* [PROBLEM DESCRIPTION] Print the items from the start through the line containing "lgk-cell: 5.04 [266, 166, 416, 201]", with each line unchanged.

BEGIN DATASET RECORDS

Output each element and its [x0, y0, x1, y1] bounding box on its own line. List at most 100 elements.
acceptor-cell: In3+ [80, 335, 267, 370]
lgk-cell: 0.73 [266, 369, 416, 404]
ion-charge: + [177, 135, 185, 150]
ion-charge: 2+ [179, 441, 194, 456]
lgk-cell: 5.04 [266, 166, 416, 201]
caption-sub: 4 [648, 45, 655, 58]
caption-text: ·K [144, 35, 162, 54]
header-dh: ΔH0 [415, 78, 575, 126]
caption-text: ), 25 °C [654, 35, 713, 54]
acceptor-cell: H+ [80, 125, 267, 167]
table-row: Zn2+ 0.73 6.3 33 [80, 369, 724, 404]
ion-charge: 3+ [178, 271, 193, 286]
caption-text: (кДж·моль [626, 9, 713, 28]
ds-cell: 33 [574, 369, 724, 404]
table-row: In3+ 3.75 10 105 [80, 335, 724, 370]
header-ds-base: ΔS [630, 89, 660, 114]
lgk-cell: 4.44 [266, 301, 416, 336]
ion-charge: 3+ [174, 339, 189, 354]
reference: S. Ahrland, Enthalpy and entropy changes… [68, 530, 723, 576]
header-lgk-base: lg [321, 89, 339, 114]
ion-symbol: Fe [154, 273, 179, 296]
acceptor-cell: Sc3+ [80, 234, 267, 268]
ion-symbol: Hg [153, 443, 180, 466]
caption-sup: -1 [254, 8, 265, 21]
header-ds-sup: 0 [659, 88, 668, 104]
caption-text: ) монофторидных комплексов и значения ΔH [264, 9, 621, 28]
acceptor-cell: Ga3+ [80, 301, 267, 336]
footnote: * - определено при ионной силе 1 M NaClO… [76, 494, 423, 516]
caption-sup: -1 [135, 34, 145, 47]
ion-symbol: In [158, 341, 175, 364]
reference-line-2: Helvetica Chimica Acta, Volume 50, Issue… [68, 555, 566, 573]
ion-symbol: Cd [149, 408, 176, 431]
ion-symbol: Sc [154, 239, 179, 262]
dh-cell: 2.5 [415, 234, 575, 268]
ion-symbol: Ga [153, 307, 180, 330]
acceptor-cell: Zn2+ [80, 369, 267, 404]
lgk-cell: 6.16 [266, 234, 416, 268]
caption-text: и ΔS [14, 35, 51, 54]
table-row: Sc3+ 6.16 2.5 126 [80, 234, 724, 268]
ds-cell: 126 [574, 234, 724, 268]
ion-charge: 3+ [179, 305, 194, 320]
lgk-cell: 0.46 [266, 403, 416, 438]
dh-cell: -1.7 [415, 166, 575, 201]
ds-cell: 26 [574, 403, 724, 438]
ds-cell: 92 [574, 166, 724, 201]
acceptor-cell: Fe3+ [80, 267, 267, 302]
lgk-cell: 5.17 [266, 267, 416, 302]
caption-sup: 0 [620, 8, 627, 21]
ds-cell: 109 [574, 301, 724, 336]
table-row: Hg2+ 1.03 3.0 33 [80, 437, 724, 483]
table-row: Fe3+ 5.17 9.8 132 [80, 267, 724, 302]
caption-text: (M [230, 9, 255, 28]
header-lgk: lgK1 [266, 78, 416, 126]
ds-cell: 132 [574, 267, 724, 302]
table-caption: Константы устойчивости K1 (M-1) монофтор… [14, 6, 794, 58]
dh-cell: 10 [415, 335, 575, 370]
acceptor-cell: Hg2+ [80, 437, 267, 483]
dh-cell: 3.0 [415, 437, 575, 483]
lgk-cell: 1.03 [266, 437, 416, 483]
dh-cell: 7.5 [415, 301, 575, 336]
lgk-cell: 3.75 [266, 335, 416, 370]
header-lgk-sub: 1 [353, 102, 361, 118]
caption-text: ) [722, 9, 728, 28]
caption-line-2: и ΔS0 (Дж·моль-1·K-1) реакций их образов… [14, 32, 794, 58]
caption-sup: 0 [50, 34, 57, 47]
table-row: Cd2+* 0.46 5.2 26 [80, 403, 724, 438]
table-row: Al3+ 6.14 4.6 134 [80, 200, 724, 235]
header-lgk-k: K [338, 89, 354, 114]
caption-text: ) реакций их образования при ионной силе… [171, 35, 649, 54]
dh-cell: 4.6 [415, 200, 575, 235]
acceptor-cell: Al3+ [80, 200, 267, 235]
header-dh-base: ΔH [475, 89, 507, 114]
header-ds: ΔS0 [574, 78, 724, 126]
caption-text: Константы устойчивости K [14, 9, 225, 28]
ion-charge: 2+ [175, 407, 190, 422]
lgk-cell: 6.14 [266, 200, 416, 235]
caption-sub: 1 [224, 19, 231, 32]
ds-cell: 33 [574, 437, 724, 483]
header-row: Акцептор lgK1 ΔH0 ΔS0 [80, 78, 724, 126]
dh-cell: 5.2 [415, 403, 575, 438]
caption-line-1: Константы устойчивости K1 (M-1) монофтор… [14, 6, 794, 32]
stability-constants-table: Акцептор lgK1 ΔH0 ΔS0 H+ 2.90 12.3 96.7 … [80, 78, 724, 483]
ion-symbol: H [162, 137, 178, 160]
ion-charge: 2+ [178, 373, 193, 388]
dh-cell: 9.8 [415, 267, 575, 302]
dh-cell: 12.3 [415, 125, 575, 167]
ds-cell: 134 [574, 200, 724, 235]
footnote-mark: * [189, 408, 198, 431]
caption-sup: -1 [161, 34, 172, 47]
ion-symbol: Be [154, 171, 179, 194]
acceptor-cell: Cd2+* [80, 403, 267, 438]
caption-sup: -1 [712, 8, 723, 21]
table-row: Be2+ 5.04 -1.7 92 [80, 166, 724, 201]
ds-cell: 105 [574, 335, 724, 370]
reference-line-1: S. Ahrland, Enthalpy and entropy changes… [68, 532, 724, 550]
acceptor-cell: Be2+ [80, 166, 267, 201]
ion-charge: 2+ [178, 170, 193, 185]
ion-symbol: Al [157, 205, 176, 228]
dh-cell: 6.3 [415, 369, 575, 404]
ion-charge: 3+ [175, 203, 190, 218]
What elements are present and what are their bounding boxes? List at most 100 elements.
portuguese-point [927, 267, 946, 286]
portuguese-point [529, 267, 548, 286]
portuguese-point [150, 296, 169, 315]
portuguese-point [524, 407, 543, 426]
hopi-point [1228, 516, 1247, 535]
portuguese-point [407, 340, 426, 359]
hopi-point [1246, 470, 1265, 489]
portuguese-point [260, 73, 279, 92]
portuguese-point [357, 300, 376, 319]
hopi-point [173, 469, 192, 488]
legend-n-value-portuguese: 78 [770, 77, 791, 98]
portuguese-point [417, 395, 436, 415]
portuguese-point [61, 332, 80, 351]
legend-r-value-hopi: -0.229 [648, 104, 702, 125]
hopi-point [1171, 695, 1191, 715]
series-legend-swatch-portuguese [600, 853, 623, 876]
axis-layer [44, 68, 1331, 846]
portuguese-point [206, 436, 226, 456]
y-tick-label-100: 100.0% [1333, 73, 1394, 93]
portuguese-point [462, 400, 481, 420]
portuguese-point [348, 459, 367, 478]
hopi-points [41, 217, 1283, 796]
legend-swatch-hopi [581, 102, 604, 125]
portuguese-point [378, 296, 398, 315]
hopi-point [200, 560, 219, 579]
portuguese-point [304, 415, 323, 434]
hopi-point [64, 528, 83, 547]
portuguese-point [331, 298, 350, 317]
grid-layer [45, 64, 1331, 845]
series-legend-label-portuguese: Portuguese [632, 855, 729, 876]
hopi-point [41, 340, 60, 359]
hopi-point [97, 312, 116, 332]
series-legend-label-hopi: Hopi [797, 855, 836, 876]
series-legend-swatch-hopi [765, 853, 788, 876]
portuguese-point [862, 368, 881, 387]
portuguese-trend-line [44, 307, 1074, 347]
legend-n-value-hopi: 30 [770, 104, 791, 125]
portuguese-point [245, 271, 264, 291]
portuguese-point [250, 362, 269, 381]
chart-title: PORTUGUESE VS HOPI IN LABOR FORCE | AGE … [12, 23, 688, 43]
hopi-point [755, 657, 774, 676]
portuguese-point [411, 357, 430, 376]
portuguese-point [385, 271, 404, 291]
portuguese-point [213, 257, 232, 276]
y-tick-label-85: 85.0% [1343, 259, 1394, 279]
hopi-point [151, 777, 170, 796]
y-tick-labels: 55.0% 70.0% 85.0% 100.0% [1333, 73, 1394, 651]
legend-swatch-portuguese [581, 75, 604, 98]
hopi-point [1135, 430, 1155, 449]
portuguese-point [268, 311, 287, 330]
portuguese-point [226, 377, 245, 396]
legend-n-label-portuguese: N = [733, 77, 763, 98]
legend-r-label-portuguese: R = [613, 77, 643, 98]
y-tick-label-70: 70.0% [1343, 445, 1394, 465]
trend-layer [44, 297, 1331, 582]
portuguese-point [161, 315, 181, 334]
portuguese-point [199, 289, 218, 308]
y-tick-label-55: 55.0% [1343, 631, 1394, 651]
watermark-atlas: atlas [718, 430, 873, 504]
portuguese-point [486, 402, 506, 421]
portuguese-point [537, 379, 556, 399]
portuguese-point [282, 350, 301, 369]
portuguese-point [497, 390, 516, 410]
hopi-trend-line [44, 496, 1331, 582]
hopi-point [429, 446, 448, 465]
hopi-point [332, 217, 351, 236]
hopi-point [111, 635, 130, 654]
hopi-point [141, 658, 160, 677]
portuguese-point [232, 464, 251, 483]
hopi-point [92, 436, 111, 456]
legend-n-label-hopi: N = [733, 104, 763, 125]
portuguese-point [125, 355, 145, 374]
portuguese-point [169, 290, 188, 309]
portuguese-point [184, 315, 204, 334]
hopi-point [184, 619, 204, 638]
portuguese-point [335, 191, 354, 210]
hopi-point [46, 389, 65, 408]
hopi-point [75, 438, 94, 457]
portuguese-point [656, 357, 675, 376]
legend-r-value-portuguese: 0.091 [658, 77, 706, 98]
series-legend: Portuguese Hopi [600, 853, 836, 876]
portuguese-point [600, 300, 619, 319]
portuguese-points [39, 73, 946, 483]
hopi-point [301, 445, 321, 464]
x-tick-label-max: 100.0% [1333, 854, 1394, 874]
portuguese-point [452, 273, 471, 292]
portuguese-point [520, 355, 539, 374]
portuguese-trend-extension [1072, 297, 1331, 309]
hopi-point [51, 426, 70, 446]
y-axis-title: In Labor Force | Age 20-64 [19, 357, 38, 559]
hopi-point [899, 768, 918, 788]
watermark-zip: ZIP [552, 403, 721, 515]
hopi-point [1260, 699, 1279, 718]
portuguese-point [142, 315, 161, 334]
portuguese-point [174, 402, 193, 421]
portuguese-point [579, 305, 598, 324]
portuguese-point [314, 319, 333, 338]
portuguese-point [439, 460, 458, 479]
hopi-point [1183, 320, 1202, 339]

END DATASET RECORDS

* [ANSWER TO THE EXERCISE]
Output each element and its [x0, y0, x1, y1] bounding box on its own line. List at most 100 elements.
acceptor-cell: In3+ [80, 335, 267, 370]
lgk-cell: 0.73 [266, 369, 416, 404]
ion-charge: + [177, 135, 185, 150]
ion-charge: 2+ [179, 441, 194, 456]
lgk-cell: 5.04 [266, 166, 416, 201]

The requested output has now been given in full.